Teks Bacaan =
* * *

Jakarta, SERU.co.id – MK memutuskan frasa “atau tidak berdasarkan penugasan dari Kapolri” dalam Penjelasan Pasal 28 ayat (3) UU No 2 Tahun 2002 bertentangan dengan UUD 1945 dan tidak memiliki kekuatan hukum mengikat. Frasa tersebut dinilai menimbulkan ketidakpastian hukum dan membuka celah anggota Polri aktif menduduki jabatan sipil tanpa mengundurkan diri. Putusan ini sekaligus mempertegas batas antara fungsi kepolisian dan birokrasi sipil di Indonesia.
Dalam amar Putusan Nomor 114/PUU-XXIII/2025, MK menilai, keberadaan frasa tersebut justru mengaburkan makna norma utama Pasal 28 ayat (3) UU Polri. Dimana menyatakan anggota Polri hanya dapat menduduki jabatan di luar kepolisian setelah mengundurkan diri atau pensiun.

* * *

Perintah Soal A = Tuliskan kembali sebagian teks tentang putusan MK di atas tanpa perubahan. Mulailah dari kata-kata yang memuat "Jakarta, SERU.co.id –", lalu berhenti setelah "diri atau pensiun.".

Baris Data =
* * *

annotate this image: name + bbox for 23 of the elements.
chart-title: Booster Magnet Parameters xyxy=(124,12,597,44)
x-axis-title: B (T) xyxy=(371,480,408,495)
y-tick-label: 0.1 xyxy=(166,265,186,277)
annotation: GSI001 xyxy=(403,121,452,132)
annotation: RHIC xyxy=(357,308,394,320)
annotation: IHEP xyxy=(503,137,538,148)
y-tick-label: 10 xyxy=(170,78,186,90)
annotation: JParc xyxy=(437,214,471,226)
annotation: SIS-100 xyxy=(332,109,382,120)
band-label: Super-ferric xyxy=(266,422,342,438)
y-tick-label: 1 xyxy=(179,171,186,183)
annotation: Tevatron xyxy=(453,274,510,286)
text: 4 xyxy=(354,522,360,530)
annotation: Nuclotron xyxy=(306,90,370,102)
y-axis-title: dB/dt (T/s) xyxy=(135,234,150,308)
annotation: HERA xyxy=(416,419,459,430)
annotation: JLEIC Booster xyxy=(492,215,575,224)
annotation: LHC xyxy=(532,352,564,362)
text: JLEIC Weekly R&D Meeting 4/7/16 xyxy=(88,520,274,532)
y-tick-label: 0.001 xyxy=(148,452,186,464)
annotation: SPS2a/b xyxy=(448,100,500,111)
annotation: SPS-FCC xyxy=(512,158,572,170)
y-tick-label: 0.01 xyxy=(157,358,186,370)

* * *

Perintah Soal B = Laporkan setiap baris pada data di atas yang mengandung kata "label", dan salin baris itu secara utuh.

Hasil Latihan A =
Jakarta, SERU.co.id – MK memutuskan frasa “atau tidak berdasarkan penugasan dari Kapolri” dalam Penjelasan Pasal 28 ayat (3) UU No 2 Tahun 2002 bertentangan dengan UUD 1945 dan tidak memiliki kekuatan hukum mengikat. Frasa tersebut dinilai menimbulkan ketidakpastian hukum dan membuka celah anggota Polri aktif menduduki jabatan sipil tanpa mengundurkan diri. Putusan ini sekaligus mempertegas batas antara fungsi kepolisian dan birokrasi sipil di Indonesia.
Dalam amar Putusan Nomor 114/PUU-XXIII/2025, MK menilai, keberadaan frasa tersebut justru mengaburkan makna norma utama Pasal 28 ayat (3) UU Polri. Dimana menyatakan anggota Polri hanya dapat menduduki jabatan di luar kepolisian setelah mengundurkan diri atau pensiun.

Hasil Latihan B =
y-tick-label: 0.1 xyxy=(166,265,186,277)
y-tick-label: 10 xyxy=(170,78,186,90)
band-label: Super-ferric xyxy=(266,422,342,438)
y-tick-label: 1 xyxy=(179,171,186,183)
y-tick-label: 0.001 xyxy=(148,452,186,464)
y-tick-label: 0.01 xyxy=(157,358,186,370)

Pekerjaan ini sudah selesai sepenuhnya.